Stated task:
Answer these from the court orders below:
(a) On what date was the hearing held?
(b) Who acted as solicitor for the first respondent?
(c) On what date did the primary judge make the orders that are set aside?

Quoted passage:
*-*-*
MIGRATION – leave sought to present new ground of appeal – whether sufficient prospects of success – leave refusedLegislation: Migration Act 1958 (Cth) ss 5H(1), 5J, 36(2), 499(1), 501 Cases cited: Hossain v Minister for Immigration and Border Protection [2018] HCA 34; 359 ALR 1 Date of hearing: 6 November 2019 Registry: New South Wales Division: General Division National Practice Area: Administrative and Constitutional Law and Human Rights Category: Catchwords Number of paragraphs: 57 Counsel for the Appellant: HPT Bevan and K Hooper Solicitor for the Appellant: HIV/AIDS Legal Centre Counsel for the First Respondent: BD Kaplan Solicitor for the First Respondent: Australian Government Solicitor Counsel for the Second Respondent: The second respondent filed a submitting notice save as to costs ORDERS
NSD 648 of 2019 BETWEEN: ZMBZ
Appellant
AND: MINISTER FOR HOME AFFAIRS
First Respondent
ADMINISTRATIVE APPEALS TRIBUNAL
Second Respondent
JUDGES:
PERRAM, STEWART AND ABRAHAM JJ
DATE OF ORDER:
11 NOVEMBER 2019
THE COURT ORDERS THAT:
1.The appeal is allowed.
2.The orders made by the primary judge on 4 April 2019 be set aside and in their place it is ordered that:
“1.A writ of certiorari issue quashing the decision of the second respondent dated 27 June 2018 affirming the decision of a delegate of the first respondent to refuse the applicant’s Safe Haven Enterprise (class XE) visa under s 501(1) of the Migration Act 1958 (Cth).
2. A writ of mandamus issue directed to the second respondent, requiring the second respondent to determine according to law the application made on 6 April 2018 by the appellant for review of the decision of the delegate of the first respondent to refuse to grant the appellant a Safe Haven Enterprise (Class XE) visa;
3.The first respondent is to pay the applicant’s costs.”
*-*-*
Data excerpt:
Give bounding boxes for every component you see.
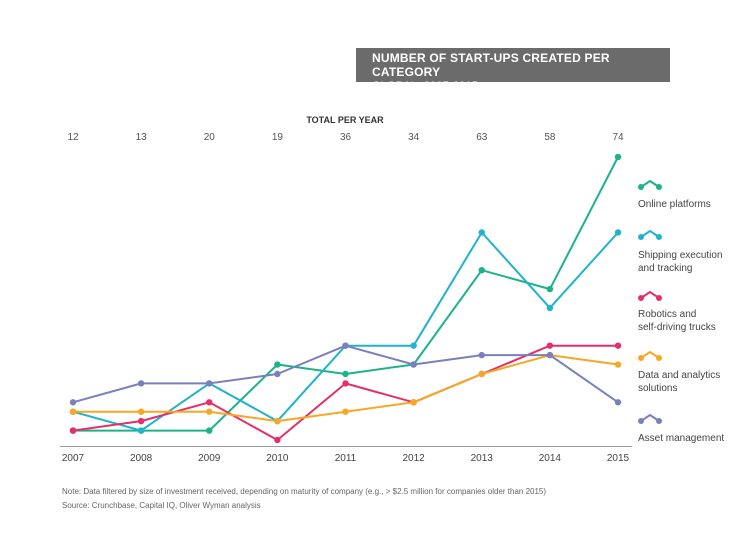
*-*-*
Answer to this problem:
(a) 6 November 2019
(b) Australian Government Solicitor
(c) 4 April 2019